── ОТРЫВОК
Ну и написал. Пересказывать здесь всю книгу я, естественно, не буду. Но для того чтобы понятней была дальнейшая история, надо дать минимальное представление о том, на что я претендую, что я сделал в этой книге. ( В дальнейшем по мере необходимости я буду это представление расширять). Книга состоит из 5-и частей: 1) Модель познания моделями, 2) Детерминизм общественного развития и смежные проблемы в модельном подходе, 3) Модельный подход к понятию свобода, 4) Этика в модельном подходе, 5) Место духа в рационалистическом мировоззрении.
В первой части изложена моя теория познания и как она соотносится с марксистскими и экзистенциалистскими представлениями о познании.
────
── ЗАПИСИ
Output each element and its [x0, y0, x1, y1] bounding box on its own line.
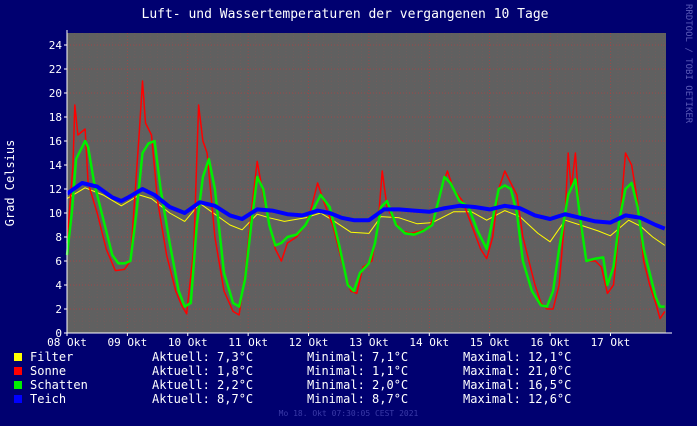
y-tick-label: 16: [49, 135, 62, 148]
x-tick-label: 10 Okt: [168, 336, 208, 349]
y-tick-label: 6: [55, 255, 62, 268]
y-tick-label: 14: [49, 159, 63, 172]
legend-current: Aktuell: 2,2°C: [152, 378, 254, 392]
legend-minimum: Minimal: 7,1°C: [307, 350, 409, 364]
legend-label: Teich: [30, 392, 67, 406]
legend-maximum: Maximal: 12,6°C: [463, 392, 572, 406]
legend-current: Aktuell: 8,7°C: [152, 392, 254, 406]
x-tick-label: 09 Okt: [108, 336, 148, 349]
y-tick-label: 2: [55, 303, 62, 316]
y-tick-label: 18: [49, 111, 62, 124]
legend-minimum: Minimal: 2,0°C: [307, 378, 409, 392]
legend-maximum: Maximal: 16,5°C: [463, 378, 572, 392]
x-tick-label: 11 Okt: [228, 336, 268, 349]
legend-label: Sonne: [30, 364, 67, 378]
legend-minimum: Minimal: 8,7°C: [307, 392, 409, 406]
legend-row-filter: Filter Aktuell: 7,3°C Minimal: 7,1°C Max…: [0, 350, 697, 364]
legend-swatch-filter: [14, 353, 22, 361]
y-tick-label: 22: [49, 63, 62, 76]
series-line-teich: [65, 181, 666, 231]
legend-minimum: Minimal: 1,1°C: [307, 364, 409, 378]
series-group: [65, 80, 666, 320]
x-tick-label: 17 Okt: [591, 336, 631, 349]
legend-swatch-teich: [14, 395, 22, 403]
temperature-chart: Luft- und Wassertemperaturen der vergang…: [3, 7, 672, 349]
x-ticks: 08 Okt 09 Okt 10 Okt 11 Okt 12 Okt 13 Okt 14 O…: [47, 333, 630, 349]
y-tick-label: 12: [49, 183, 62, 196]
x-tick-label: 12 Okt: [289, 336, 329, 349]
series-line-sonne: [66, 80, 666, 320]
legend-label: Schatten: [30, 378, 88, 392]
x-tick-label: 08 Okt: [47, 336, 87, 349]
x-tick-label: 15 Okt: [470, 336, 510, 349]
legend-row-schatten: Schatten Aktuell: 2,2°C Minimal: 2,0°C M…: [0, 378, 697, 392]
legend-maximum: Maximal: 12,1°C: [463, 350, 572, 364]
y-tick-label: 24: [49, 39, 63, 52]
x-tick-label: 14 Okt: [409, 336, 449, 349]
legend-maximum: Maximal: 21,0°C: [463, 364, 572, 378]
legend-current: Aktuell: 1,8°C: [152, 364, 254, 378]
chart-title: Luft- und Wassertemperaturen der vergang…: [142, 7, 549, 22]
legend-swatch-sonne: [14, 367, 22, 375]
x-tick-label: 13 Okt: [349, 336, 389, 349]
y-tick-label: 8: [55, 231, 62, 244]
x-tick-label: 16 Okt: [530, 336, 570, 349]
legend-row-teich: Teich Aktuell: 8,7°C Minimal: 8,7°C Maxi…: [0, 392, 697, 406]
legend-swatch-schatten: [14, 381, 22, 389]
y-tick-label: 10: [49, 207, 62, 220]
y-tick-label: 0: [55, 327, 62, 340]
y-tick-label: 20: [49, 87, 62, 100]
timestamp: Mo 18. Okt 07:30:05 CEST 2021: [278, 409, 419, 418]
grid: [66, 33, 666, 334]
y-tick-label: 4: [55, 279, 62, 292]
legend-label: Filter: [30, 350, 74, 364]
y-axis-label: Grad Celsius: [3, 140, 17, 227]
series-line-filter: [66, 187, 666, 246]
legend-row-sonne: Sonne Aktuell: 1,8°C Minimal: 1,1°C Maxi…: [0, 364, 697, 378]
side-credit: RRDTOOL / TOBI OETIKER: [683, 4, 693, 124]
series-line-schatten: [65, 139, 665, 308]
legend-current: Aktuell: 7,3°C: [152, 350, 254, 364]
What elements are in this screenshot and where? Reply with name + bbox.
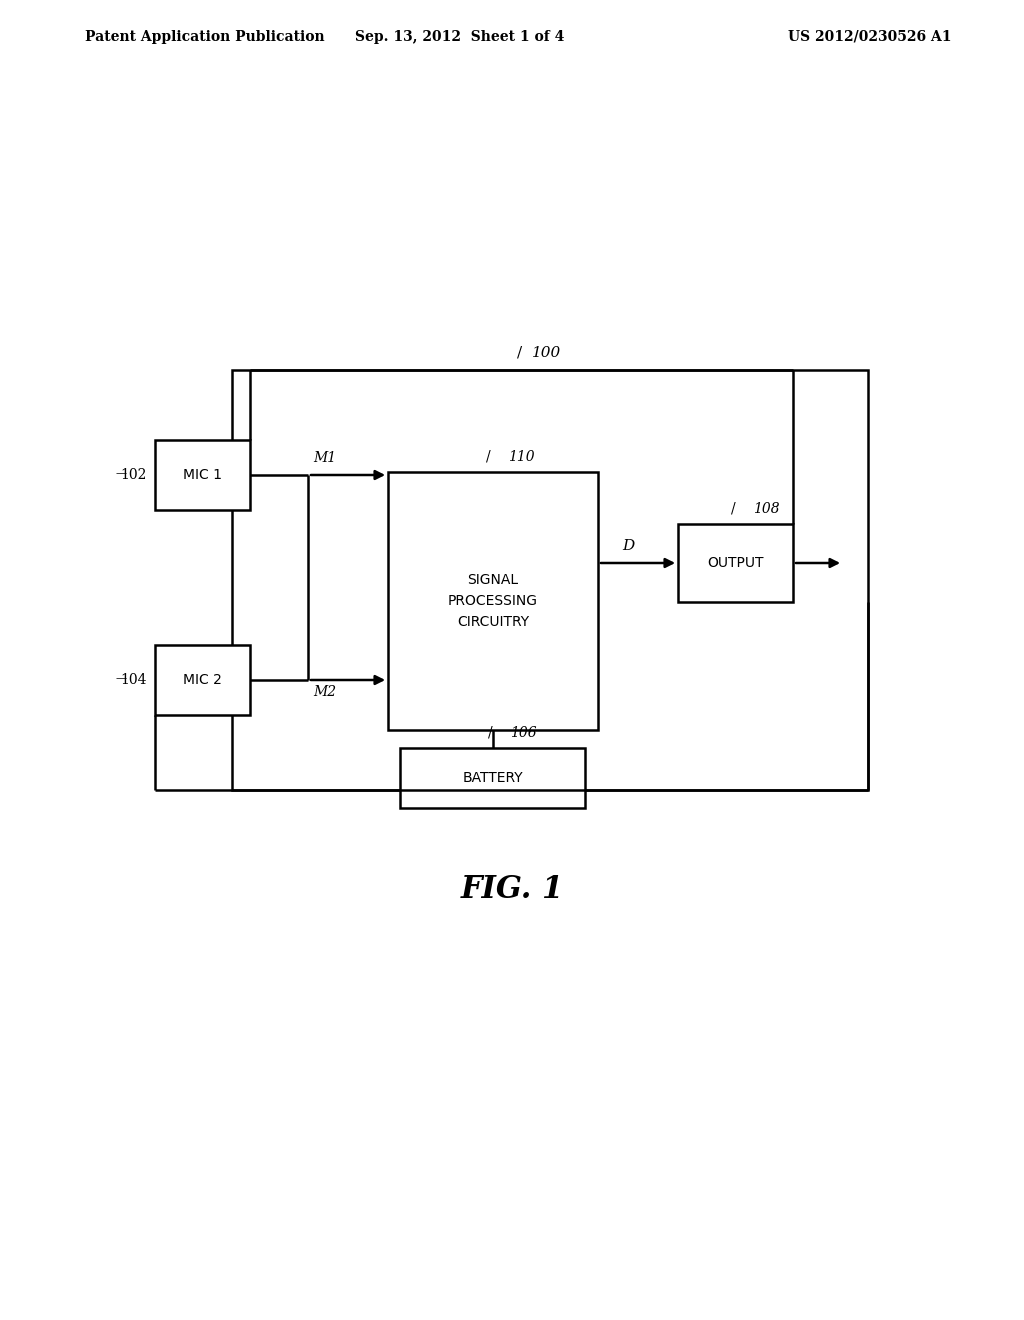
Text: 110: 110 [508, 450, 535, 465]
Bar [232, 370, 868, 789]
Text: Sep. 13, 2012  Sheet 1 of 4: Sep. 13, 2012 Sheet 1 of 4 [355, 30, 564, 44]
Text: M1: M1 [313, 451, 336, 465]
Text: 108: 108 [754, 502, 780, 516]
Text: MIC 2: MIC 2 [183, 673, 222, 686]
Bar [155, 440, 250, 510]
Text: 100: 100 [532, 346, 561, 360]
Bar [388, 473, 598, 730]
Text: BATTERY: BATTERY [462, 771, 523, 785]
Text: /: / [488, 726, 493, 741]
Text: OUTPUT: OUTPUT [708, 556, 764, 570]
Text: MIC 1: MIC 1 [183, 469, 222, 482]
Text: SIGNAL
PROCESSING
CIRCUITRY: SIGNAL PROCESSING CIRCUITRY [449, 573, 538, 628]
Text: FIG. 1: FIG. 1 [461, 874, 563, 906]
Bar [155, 645, 250, 715]
Text: 102: 102 [121, 469, 147, 482]
Text: D: D [622, 539, 634, 553]
Text: /: / [517, 346, 522, 360]
Text: /: / [485, 450, 490, 465]
Bar [400, 748, 585, 808]
Text: US 2012/0230526 A1: US 2012/0230526 A1 [788, 30, 951, 44]
Text: Patent Application Publication: Patent Application Publication [85, 30, 325, 44]
Text: —: — [116, 673, 127, 682]
Text: 104: 104 [121, 673, 147, 686]
Bar [678, 524, 793, 602]
Text: /: / [731, 502, 736, 516]
Text: M2: M2 [313, 685, 336, 700]
Text: —: — [116, 469, 127, 478]
Text: 106: 106 [511, 726, 538, 741]
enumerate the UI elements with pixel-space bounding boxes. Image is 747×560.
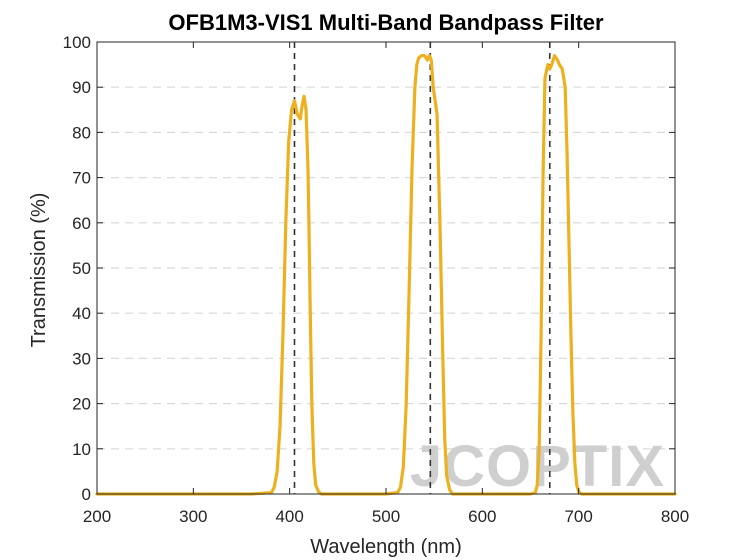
x-tick-label-700: 700 <box>564 507 592 526</box>
y-tick-label-70: 70 <box>72 169 91 188</box>
x-axis-label: Wavelength (nm) <box>310 536 462 558</box>
grid-lines <box>97 86 675 450</box>
y-tick-label-20: 20 <box>72 395 91 414</box>
chart-title: OFB1M3-VIS1 Multi-Band Bandpass Filter <box>168 10 604 35</box>
y-tick-label-100: 100 <box>63 33 91 52</box>
y-tick-label-0: 0 <box>82 485 91 504</box>
y-tick-label-60: 60 <box>72 214 91 233</box>
x-tick-label-300: 300 <box>179 507 207 526</box>
x-tick-label-200: 200 <box>83 507 111 526</box>
y-axis-label: Transmission (%) <box>28 193 50 348</box>
y-axis-ticks: 0 10 20 30 40 50 60 70 80 90 100 <box>63 33 675 504</box>
y-tick-label-30: 30 <box>72 349 91 368</box>
x-axis-ticks: 200 300 400 500 600 700 800 <box>83 42 689 526</box>
y-tick-label-40: 40 <box>72 304 91 323</box>
y-tick-label-90: 90 <box>72 78 91 97</box>
x-tick-label-400: 400 <box>275 507 303 526</box>
series-line-0 <box>95 53 677 496</box>
x-tick-label-600: 600 <box>468 507 496 526</box>
series-group <box>95 53 677 496</box>
y-tick-label-10: 10 <box>72 440 91 459</box>
x-tick-label-800: 800 <box>661 507 689 526</box>
x-tick-label-500: 500 <box>372 507 400 526</box>
reference-lines <box>293 42 551 494</box>
y-tick-label-80: 80 <box>72 123 91 142</box>
y-tick-label-50: 50 <box>72 259 91 278</box>
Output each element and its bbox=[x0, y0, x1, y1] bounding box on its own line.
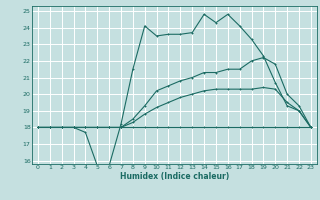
X-axis label: Humidex (Indice chaleur): Humidex (Indice chaleur) bbox=[120, 172, 229, 181]
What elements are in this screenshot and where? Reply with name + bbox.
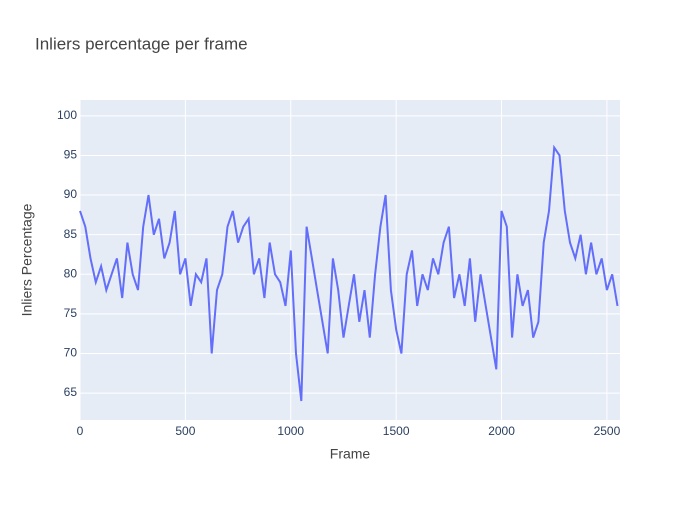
- data-line: [79, 144, 619, 402]
- y-tick-label: 80: [64, 266, 78, 280]
- x-axis-title: Frame: [330, 446, 371, 462]
- y-tick-label: 70: [64, 346, 78, 360]
- plot-area: [80, 100, 620, 420]
- x-tick-label: 500: [175, 424, 195, 438]
- chart-title: Inliers percentage per frame: [35, 34, 248, 53]
- y-axis-title: Inliers Percentage: [19, 203, 35, 316]
- y-tick-label: 95: [64, 148, 78, 162]
- x-tick-label: 1500: [383, 424, 410, 438]
- y-tick-label: 75: [64, 306, 78, 320]
- y-tick-label: 85: [64, 227, 78, 241]
- x-tick-label: 0: [77, 424, 84, 438]
- y-tick-label: 90: [64, 187, 78, 201]
- y-tick-label: 100: [57, 108, 77, 122]
- y-tick-label: 65: [64, 385, 78, 399]
- x-tick-label: 2000: [488, 424, 515, 438]
- x-tick-label: 1000: [277, 424, 304, 438]
- x-tick-label: 2500: [594, 424, 621, 438]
────
• **ЗАДАНИЕ 1**:
Из каких частей состоит книга, о которой говорится в отрывке? Перечислите названия всех частей.
• **ЗАДАНИЕ 2**:
Воспроизведите без изменений строки из записей, начиная со строки с «y-tick-label: 16: [49, 135, 62, 148]» и заканчивая строкой с «legend-maximum: Maximal: 21,0°C: [463, 364, 572, 378]», включая обе.
Отрывок и записи никак не связаны между собой.

• **ПОЛНЫЙ ОТВЕТ 1**:
1) Модель познания моделями
2) Детерминизм общественного развития и смежные проблемы в модельном подходе
3) Модельный подход к понятию свобода
4) Этика в модельном подходе
5) Место духа в рационалистическом мировоззрении

• **ПОЛНЫЙ ОТВЕТ 2**:
y-tick-label: 16: [49, 135, 62, 148]
x-tick-label: 10 Okt: [168, 336, 208, 349]
y-tick-label: 6: [55, 255, 62, 268]
y-tick-label: 14: [49, 159, 63, 172]
legend-current: Aktuell: 2,2°C: [152, 378, 254, 392]
legend-minimum: Minimal: 7,1°C: [307, 350, 409, 364]
legend-label: Teich: [30, 392, 67, 406]
legend-maximum: Maximal: 12,6°C: [463, 392, 572, 406]
legend-current: Aktuell: 8,7°C: [152, 392, 254, 406]
x-tick-label: 09 Okt: [108, 336, 148, 349]
y-tick-label: 2: [55, 303, 62, 316]
y-tick-label: 18: [49, 111, 62, 124]
legend-minimum: Minimal: 2,0°C: [307, 378, 409, 392]
legend-maximum: Maximal: 16,5°C: [463, 378, 572, 392]
x-tick-label: 11 Okt: [228, 336, 268, 349]
legend-label: Sonne: [30, 364, 67, 378]
legend-minimum: Minimal: 8,7°C: [307, 392, 409, 406]
legend-row-filter: Filter Aktuell: 7,3°C Minimal: 7,1°C Max…: [0, 350, 697, 364]
legend-swatch-filter: [14, 353, 22, 361]
y-tick-label: 22: [49, 63, 62, 76]
series-line-teich: [65, 181, 666, 231]
legend-minimum: Minimal: 1,1°C: [307, 364, 409, 378]
series-group: [65, 80, 666, 320]
x-tick-label: 17 Okt: [591, 336, 631, 349]
legend-swatch-teich: [14, 395, 22, 403]
temperature-chart: Luft- und Wassertemperaturen der vergang…: [3, 7, 672, 349]
x-ticks: 08 Okt 09 Okt 10 Okt 11 Okt 12 Okt 13 Okt 14 O…: [47, 333, 630, 349]
y-tick-label: 12: [49, 183, 62, 196]
x-tick-label: 12 Okt: [289, 336, 329, 349]
series-line-sonne: [66, 80, 666, 320]
legend-label: Schatten: [30, 378, 88, 392]
x-tick-label: 08 Okt: [47, 336, 87, 349]
x-tick-label: 15 Okt: [470, 336, 510, 349]
legend-row-schatten: Schatten Aktuell: 2,2°C Minimal: 2,0°C M…: [0, 378, 697, 392]
legend-maximum: Maximal: 12,1°C: [463, 350, 572, 364]
y-tick-label: 24: [49, 39, 63, 52]
x-tick-label: 14 Okt: [409, 336, 449, 349]
legend-maximum: Maximal: 21,0°C: [463, 364, 572, 378]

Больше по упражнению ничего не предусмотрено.